Records about charts and figures:
────
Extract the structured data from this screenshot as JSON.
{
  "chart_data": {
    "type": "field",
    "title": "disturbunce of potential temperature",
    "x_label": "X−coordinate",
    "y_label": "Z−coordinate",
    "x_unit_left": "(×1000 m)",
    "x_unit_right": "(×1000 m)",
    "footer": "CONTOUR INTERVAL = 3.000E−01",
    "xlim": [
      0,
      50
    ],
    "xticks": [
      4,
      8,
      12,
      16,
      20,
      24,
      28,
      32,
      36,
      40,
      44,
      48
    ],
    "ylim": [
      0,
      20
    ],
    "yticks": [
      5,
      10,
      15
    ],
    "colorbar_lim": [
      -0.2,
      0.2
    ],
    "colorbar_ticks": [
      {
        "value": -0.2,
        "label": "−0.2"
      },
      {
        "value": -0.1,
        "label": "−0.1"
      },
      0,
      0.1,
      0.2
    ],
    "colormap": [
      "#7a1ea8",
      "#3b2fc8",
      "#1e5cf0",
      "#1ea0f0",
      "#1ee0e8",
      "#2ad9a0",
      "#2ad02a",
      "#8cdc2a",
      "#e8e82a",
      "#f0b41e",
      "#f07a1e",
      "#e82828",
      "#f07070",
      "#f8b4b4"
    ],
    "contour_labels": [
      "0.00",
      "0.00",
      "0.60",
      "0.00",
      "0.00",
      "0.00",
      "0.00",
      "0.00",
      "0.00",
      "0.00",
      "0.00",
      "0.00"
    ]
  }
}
────
# What you are asked to do
Transcribe every record above exactly as it appears.

# Output of the exercise
Extract the structured data from this screenshot as JSON.
{
  "chart_data": {
    "type": "field",
    "title": "disturbunce of potential temperature",
    "x_label": "X−coordinate",
    "y_label": "Z−coordinate",
    "x_unit_left": "(×1000 m)",
    "x_unit_right": "(×1000 m)",
    "footer": "CONTOUR INTERVAL = 3.000E−01",
    "xlim": [
      0,
      50
    ],
    "xticks": [
      4,
      8,
      12,
      16,
      20,
      24,
      28,
      32,
      36,
      40,
      44,
      48
    ],
    "ylim": [
      0,
      20
    ],
    "yticks": [
      5,
      10,
      15
    ],
    "colorbar_lim": [
      -0.2,
      0.2
    ],
    "colorbar_ticks": [
      {
        "value": -0.2,
        "label": "−0.2"
      },
      {
        "value": -0.1,
        "label": "−0.1"
      },
      0,
      0.1,
      0.2
    ],
    "colormap": [
      "#7a1ea8",
      "#3b2fc8",
      "#1e5cf0",
      "#1ea0f0",
      "#1ee0e8",
      "#2ad9a0",
      "#2ad02a",
      "#8cdc2a",
      "#e8e82a",
      "#f0b41e",
      "#f07a1e",
      "#e82828",
      "#f07070",
      "#f8b4b4"
    ],
    "contour_labels": [
      "0.00",
      "0.00",
      "0.60",
      "0.00",
      "0.00",
      "0.00",
      "0.00",
      "0.00",
      "0.00",
      "0.00",
      "0.00",
      "0.00"
    ]
  }
}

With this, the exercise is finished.